→ **TASK TO COMPLETE**:
Write out the lines in the records as a numbered list, starting at the line that contains "header-power: Pppm(W) <box>8 14 288 81</box>" and stopping after the line that contains "device-cell: SMCJ Series". Leave out blank lines.

→ **PROVIDED MATERIAL**:
════════════════

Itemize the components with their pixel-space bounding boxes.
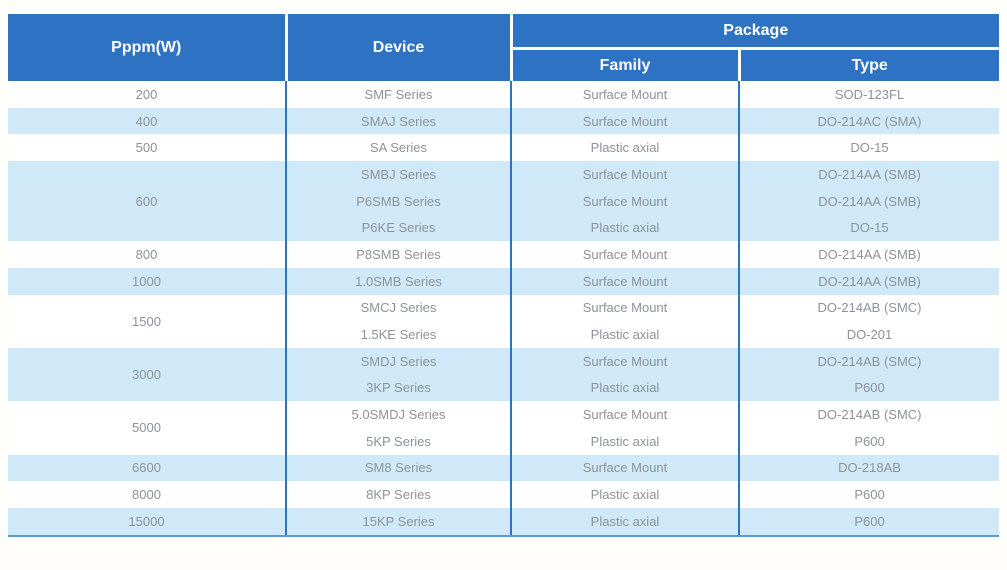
header-power: Pppm(W) <box>8 14 288 81</box>
type-cell: DO-15 <box>739 214 999 242</box>
family-cell: Plastic axial <box>511 374 740 402</box>
device-cell: P6KE Series <box>286 214 512 242</box>
table-row: 500 SA Series Plastic axial DO-15 <box>8 134 999 162</box>
family-cell: Plastic axial <box>511 321 740 348</box>
header-package: Package <box>511 14 999 50</box>
header-device: Device <box>286 14 513 81</box>
device-cell: SMBJ Series <box>286 161 512 188</box>
type-cell: P600 <box>739 508 999 537</box>
family-cell: Surface Mount <box>511 294 740 322</box>
type-cell: P600 <box>739 481 999 508</box>
family-cell: Plastic axial <box>511 508 740 537</box>
device-cell: 5KP Series <box>286 427 512 455</box>
device-cell: SMCJ Series <box>286 294 512 322</box>
device-cell: 5.0SMDJ Series <box>286 401 512 428</box>
family-cell: Plastic axial <box>511 427 740 455</box>
table-row: 6600 SM8 Series Surface Mount DO-218AB <box>8 454 999 482</box>
power-cell: 1500 <box>8 294 287 348</box>
device-cell: 15KP Series <box>286 508 512 537</box>
table-body: 200 SMF Series Surface Mount SOD-123FL 400 SM… <box>8 81 999 537</box>
family-cell: Plastic axial <box>511 214 740 242</box>
header-family: Family <box>511 48 741 81</box>
table-row: 800 P8SMB Series Surface Mount DO-214AA (SM… <box>8 241 999 268</box>
device-cell: 1.0SMB Series <box>286 267 512 295</box>
family-cell: Surface Mount <box>511 267 740 295</box>
type-cell: DO-214AB (SMC) <box>739 401 999 428</box>
type-cell: DO-214AB (SMC) <box>739 294 999 322</box>
type-cell: DO-214AA (SMB) <box>739 187 999 215</box>
family-cell: Surface Mount <box>511 107 740 135</box>
type-cell: DO-214AB (SMC) <box>739 347 999 375</box>
power-cell: 800 <box>8 241 287 268</box>
table-row: 8000 8KP Series Plastic axial P600 <box>8 481 999 508</box>
table-row: 5KP Series Plastic axial P600 <box>8 427 999 455</box>
power-cell: 500 <box>8 134 287 162</box>
table-row: 3000 SMDJ Series Surface Mount DO-214AB (SM… <box>8 347 999 402</box>
table-row: P6KE Series Plastic axial DO-15 <box>8 214 999 242</box>
device-cell: 1.5KE Series <box>286 321 512 348</box>
family-cell: Plastic axial <box>511 134 740 162</box>
device-cell: P6SMB Series <box>286 187 512 215</box>
type-cell: DO-214AA (SMB) <box>739 241 999 268</box>
power-cell: 200 <box>8 81 287 108</box>
table-row: 200 SMF Series Surface Mount SOD-123FL <box>8 81 999 108</box>
table-row: P6SMB Series Surface Mount DO-214AA (SMB) <box>8 187 999 215</box>
device-cell: 8KP Series <box>286 481 512 508</box>
type-cell: DO-15 <box>739 134 999 162</box>
family-cell: Surface Mount <box>511 454 740 482</box>
type-cell: DO-218AB <box>739 454 999 482</box>
table-row: 600 SMBJ Series Surface Mount DO-214AA (SMB… <box>8 161 999 242</box>
family-cell: Surface Mount <box>511 81 740 108</box>
device-cell: SA Series <box>286 134 512 162</box>
device-cell: SMF Series <box>286 81 512 108</box>
device-cell: SM8 Series <box>286 454 512 482</box>
table-header: Pppm(W) Device Package Family Type <box>8 14 999 81</box>
family-cell: Surface Mount <box>511 161 740 188</box>
table-row: 400 SMAJ Series Surface Mount DO-214AC (SMA… <box>8 107 999 135</box>
type-cell: P600 <box>739 374 999 402</box>
power-cell: 600 <box>8 161 287 242</box>
type-cell: DO-214AC (SMA) <box>739 107 999 135</box>
family-cell: Plastic axial <box>511 481 740 508</box>
table-row: 1500 SMCJ Series Surface Mount DO-214AB (SM… <box>8 294 999 348</box>
table-row: 1.5KE Series Plastic axial DO-201 <box>8 321 999 348</box>
power-cell: 8000 <box>8 481 287 508</box>
power-cell: 5000 <box>8 401 287 455</box>
family-cell: Surface Mount <box>511 241 740 268</box>
device-cell: SMAJ Series <box>286 107 512 135</box>
device-cell: 3KP Series <box>286 374 512 402</box>
power-cell: 15000 <box>8 508 287 537</box>
device-cell: P8SMB Series <box>286 241 512 268</box>
power-cell: 400 <box>8 107 287 135</box>
type-cell: DO-201 <box>739 321 999 348</box>
power-cell: 6600 <box>8 454 287 482</box>
power-cell: 1000 <box>8 267 287 295</box>
type-cell: SOD-123FL <box>739 81 999 108</box>
type-cell: P600 <box>739 427 999 455</box>
family-cell: Surface Mount <box>511 347 740 375</box>
type-cell: DO-214AA (SMB) <box>739 161 999 188</box>
power-cell: 3000 <box>8 347 287 402</box>
table-row: 1000 1.0SMB Series Surface Mount DO-214AA (… <box>8 267 999 295</box>
package-table: Pppm(W) Device Package Family Type 200 SM… <box>8 14 999 537</box>
header-type: Type <box>739 48 999 81</box>
type-cell: DO-214AA (SMB) <box>739 267 999 295</box>
table-row: 15000 15KP Series Plastic axial P600 <box>8 508 999 537</box>
family-cell: Surface Mount <box>511 187 740 215</box>
table-row: 3KP Series Plastic axial P600 <box>8 374 999 402</box>
table-row: 5000 5.0SMDJ Series Surface Mount DO-214AB … <box>8 401 999 455</box>
family-cell: Surface Mount <box>511 401 740 428</box>
device-cell: SMDJ Series <box>286 347 512 375</box>
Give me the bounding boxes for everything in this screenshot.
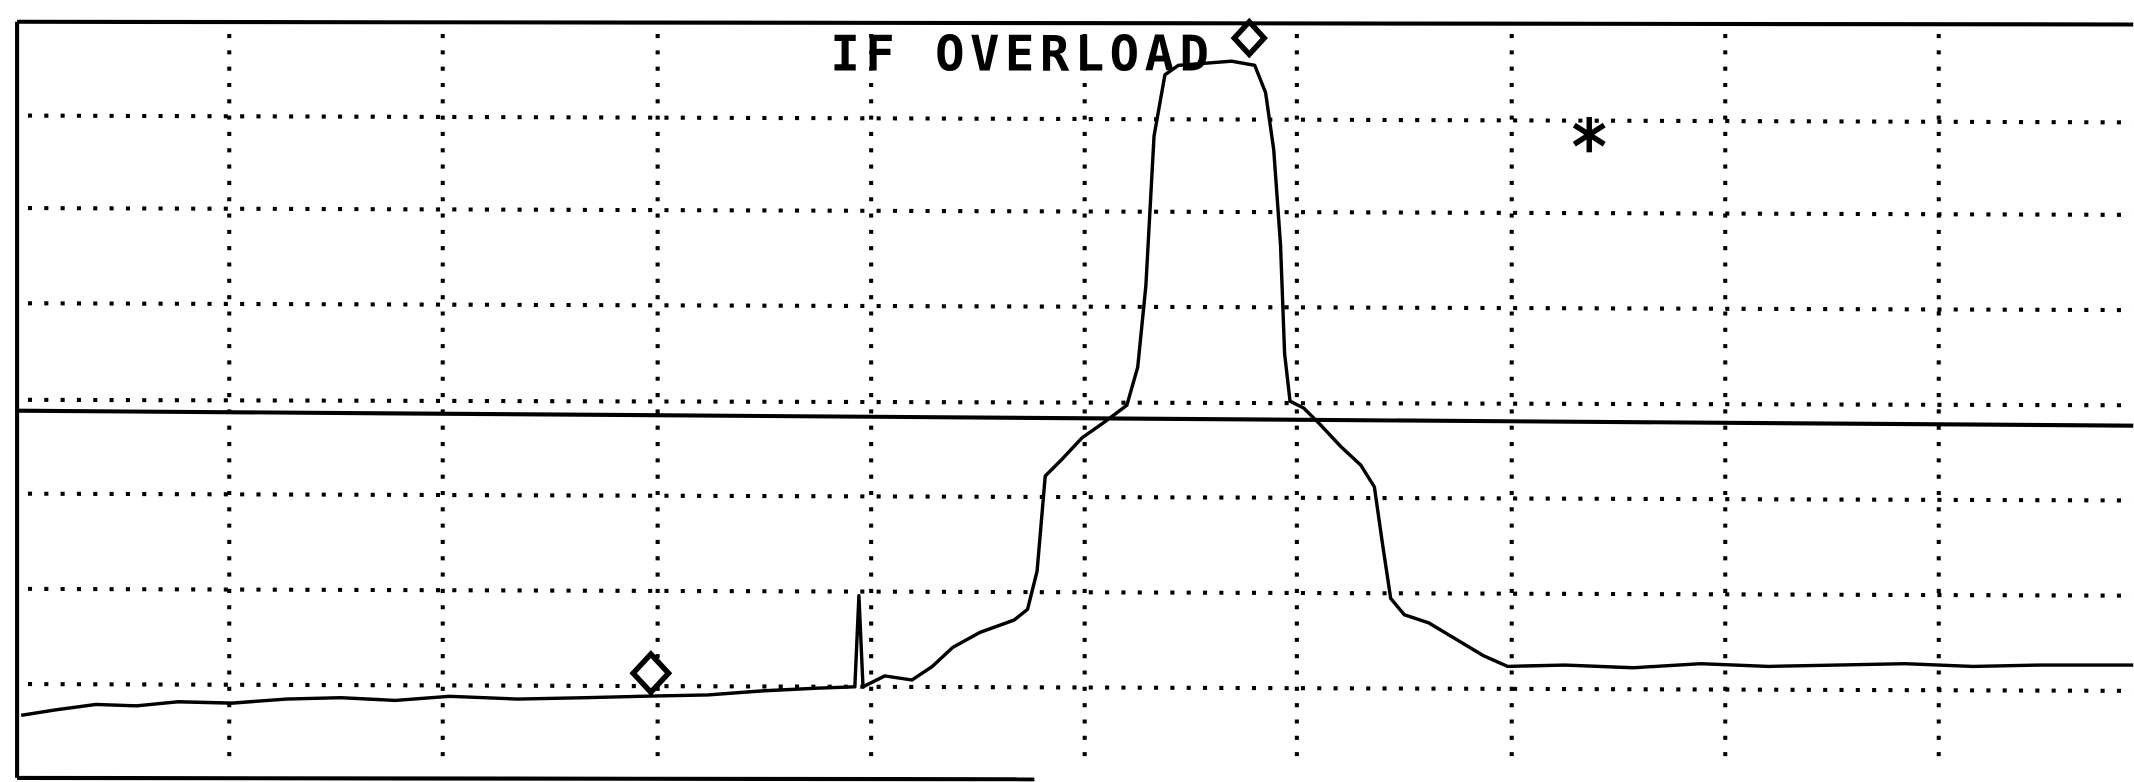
frame xyxy=(15,19,2134,782)
reference-line xyxy=(17,408,2134,428)
asterisk-stroke xyxy=(1572,122,1606,147)
trace xyxy=(20,59,2134,718)
top-border xyxy=(17,19,2134,27)
marker-asterisk xyxy=(1572,116,1606,153)
bottom-border xyxy=(17,775,1035,782)
marker-peak xyxy=(1230,17,1268,59)
annotation: IF OVERLOAD xyxy=(830,26,1214,83)
marker-diamond xyxy=(629,650,673,697)
grid xyxy=(17,34,2134,769)
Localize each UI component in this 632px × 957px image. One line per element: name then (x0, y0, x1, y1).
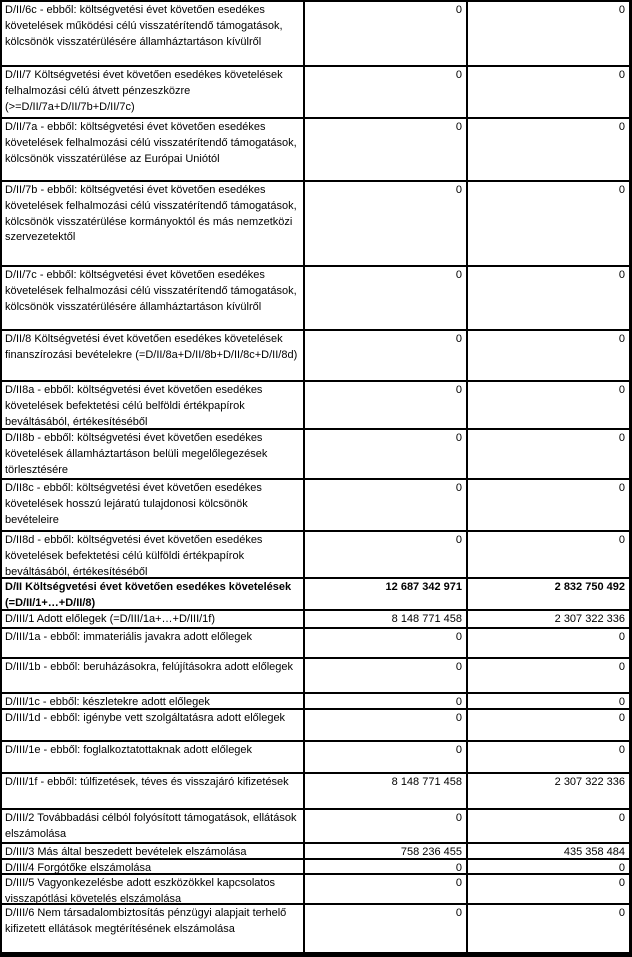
row-value-2: 0 (618, 121, 625, 133)
row-value-1: 0 (305, 710, 468, 740)
row-value-2: 0 (618, 69, 625, 81)
table-row: D/III/5 Vagyonkezelésbe adott eszközökke… (2, 875, 629, 905)
row-label: D/II/6c - ebből: költségvetési évet köve… (2, 2, 305, 65)
table-row: D/II8b - ebből: költségvetési évet követ… (2, 430, 629, 480)
table-row: D/II/7c - ebből: költségvetési évet köve… (2, 267, 629, 331)
row-value-2: 2 307 322 336 (554, 776, 625, 788)
row-value-2: 2 307 322 336 (554, 613, 625, 625)
row-label: D/III/1 Adott előlegek (=D/III/1a+…+D/II… (2, 611, 305, 627)
table-row: D/II/7b - ebből: költségvetési évet köve… (2, 182, 629, 267)
table-row: D/II8d - ebből: költségvetési évet követ… (2, 532, 629, 579)
table-row: D/III/4 Forgótőke elszámolása 0 0 (2, 860, 629, 875)
row-value-1: 0 (305, 67, 468, 117)
row-label: D/III/1e - ebből: foglalkoztatottaknak a… (2, 742, 305, 772)
row-label: D/III/6 Nem társadalombiztosítás pénzügy… (2, 905, 305, 952)
table-row: D/III/1b - ebből: beruházásokra, felújít… (2, 659, 629, 694)
row-label: D/III/1b - ebből: beruházásokra, felújít… (2, 659, 305, 692)
row-value-1: 0 (305, 480, 468, 530)
row-label: D/II8a - ebből: költségvetési évet követ… (2, 382, 305, 428)
row-label: D/III/1c - ebből: készletekre adott elől… (2, 694, 305, 708)
row-label: D/II/7a - ebből: költségvetési évet köve… (2, 119, 305, 180)
row-value-1: 0 (305, 267, 468, 329)
row-value-1: 0 (305, 430, 468, 478)
row-value-1: 758 236 455 (305, 844, 468, 858)
row-value-2: 0 (618, 4, 625, 16)
row-value-2: 0 (618, 812, 625, 824)
table-row: D/II/8 Költségvetési évet követően esedé… (2, 331, 629, 382)
row-label: D/III/2 Továbbadási célból folyósított t… (2, 810, 305, 842)
table-row: D/III/1c - ebből: készletekre adott elől… (2, 694, 629, 710)
row-value-2: 0 (618, 432, 625, 444)
table-row: D/II/7 Költségvetési évet követően esedé… (2, 67, 629, 119)
row-label: D/III/4 Forgótőke elszámolása (2, 860, 305, 873)
row-value-1: 0 (305, 810, 468, 842)
row-value-1: 0 (305, 875, 468, 903)
row-label: D/II8b - ebből: költségvetési évet követ… (2, 430, 305, 478)
row-value-1: 0 (305, 629, 468, 657)
row-label: D/III/3 Más által beszedett bevételek el… (2, 844, 305, 858)
table-row: D/III/1f - ebből: túlfizetések, téves és… (2, 774, 629, 810)
row-value-2: 0 (618, 907, 625, 919)
row-value-1: 0 (305, 742, 468, 772)
table-row: D/II/6c - ebből: költségvetési évet köve… (2, 2, 629, 67)
row-value-1: 0 (305, 182, 468, 265)
row-value-1: 12 687 342 971 (305, 579, 468, 609)
row-value-1: 0 (305, 119, 468, 180)
row-value-1: 0 (305, 905, 468, 952)
row-value-1: 0 (305, 694, 468, 708)
row-value-2: 435 358 484 (563, 846, 625, 858)
row-label: D/II8d - ebből: költségvetési évet követ… (2, 532, 305, 577)
row-value-2: 0 (618, 482, 625, 494)
row-value-2: 0 (618, 744, 625, 756)
row-value-2: 0 (618, 696, 625, 708)
row-label: D/III/1a - ebből: immateriális javakra a… (2, 629, 305, 657)
row-value-1: 0 (305, 860, 468, 873)
table-row: D/II Költségvetési évet követően esedéke… (2, 579, 629, 611)
row-value-2: 0 (618, 877, 625, 889)
row-value-2: 0 (618, 384, 625, 396)
row-label: D/II Költségvetési évet követően esedéke… (2, 579, 305, 609)
row-value-2: 0 (618, 333, 625, 345)
row-value-1: 0 (305, 331, 468, 380)
table-row: D/III/6 Nem társadalombiztosítás pénzügy… (2, 905, 629, 952)
row-label: D/III/1d - ebből: igénybe vett szolgálta… (2, 710, 305, 740)
row-value-2: 0 (618, 862, 625, 873)
row-label: D/II8c - ebből: költségvetési évet követ… (2, 480, 305, 530)
row-label: D/III/5 Vagyonkezelésbe adott eszközökke… (2, 875, 305, 903)
table-row: D/III/1a - ebből: immateriális javakra a… (2, 629, 629, 659)
row-value-2: 0 (618, 184, 625, 196)
row-value-2: 2 832 750 492 (554, 581, 625, 593)
table-row: D/II8c - ebből: költségvetési évet követ… (2, 480, 629, 532)
row-label: D/II/8 Költségvetési évet követően esedé… (2, 331, 305, 380)
row-value-2: 0 (618, 631, 625, 643)
row-label: D/II/7 Költségvetési évet követően esedé… (2, 67, 305, 117)
row-value-2: 0 (618, 534, 625, 546)
row-label: D/III/1f - ebből: túlfizetések, téves és… (2, 774, 305, 808)
table-row: D/II8a - ebből: költségvetési évet követ… (2, 382, 629, 430)
row-value-2: 0 (618, 269, 625, 281)
row-value-1: 0 (305, 532, 468, 577)
row-value-1: 8 148 771 458 (305, 611, 468, 627)
table-row: D/II/7a - ebből: költségvetési évet köve… (2, 119, 629, 182)
table-row: D/III/1e - ebből: foglalkoztatottaknak a… (2, 742, 629, 774)
row-value-1: 0 (305, 659, 468, 692)
table-row: D/III/2 Továbbadási célból folyósított t… (2, 810, 629, 844)
row-value-2: 0 (618, 661, 625, 673)
table-row: D/III/1 Adott előlegek (=D/III/1a+…+D/II… (2, 611, 629, 629)
row-label: D/II/7c - ebből: költségvetési évet köve… (2, 267, 305, 329)
row-value-1: 0 (305, 382, 468, 428)
row-value-2: 0 (618, 712, 625, 724)
table-row: D/III/3 Más által beszedett bevételek el… (2, 844, 629, 860)
row-label: D/II/7b - ebből: költségvetési évet köve… (2, 182, 305, 265)
row-value-1: 0 (305, 2, 468, 65)
table-row: D/III/1d - ebből: igénybe vett szolgálta… (2, 710, 629, 742)
row-value-1: 8 148 771 458 (305, 774, 468, 808)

════════════════

→ **COMPLETED EXERCISE**:
1. header-power: Pppm(W) <box>8 14 288 81</box>
2. type-cell: DO-15 <box>739 214 999 242</box>
3. family-cell: Plastic axial <box>511 374 740 402</box>
4. device-cell: P6KE Series <box>286 214 512 242</box>
5. table-row: 500 SA Series Plastic axial DO-15 <box>8 134 999 162</box>
6. family-cell: Plastic axial <box>511 321 740 348</box>
7. header-package: Package <box>511 14 999 50</box>
8. header-device: Device <box>286 14 513 81</box>
9. device-cell: SMBJ Series <box>286 161 512 188</box>
10. type-cell: P600 <box>739 508 999 537</box>
11. family-cell: Surface Mount <box>511 294 740 322</box>
12. type-cell: P600 <box>739 481 999 508</box>
13. family-cell: Plastic axial <box>511 508 740 537</box>
14. device-cell: 5KP Series <box>286 427 512 455</box>
15. device-cell: SMCJ Series <box>286 294 512 322</box>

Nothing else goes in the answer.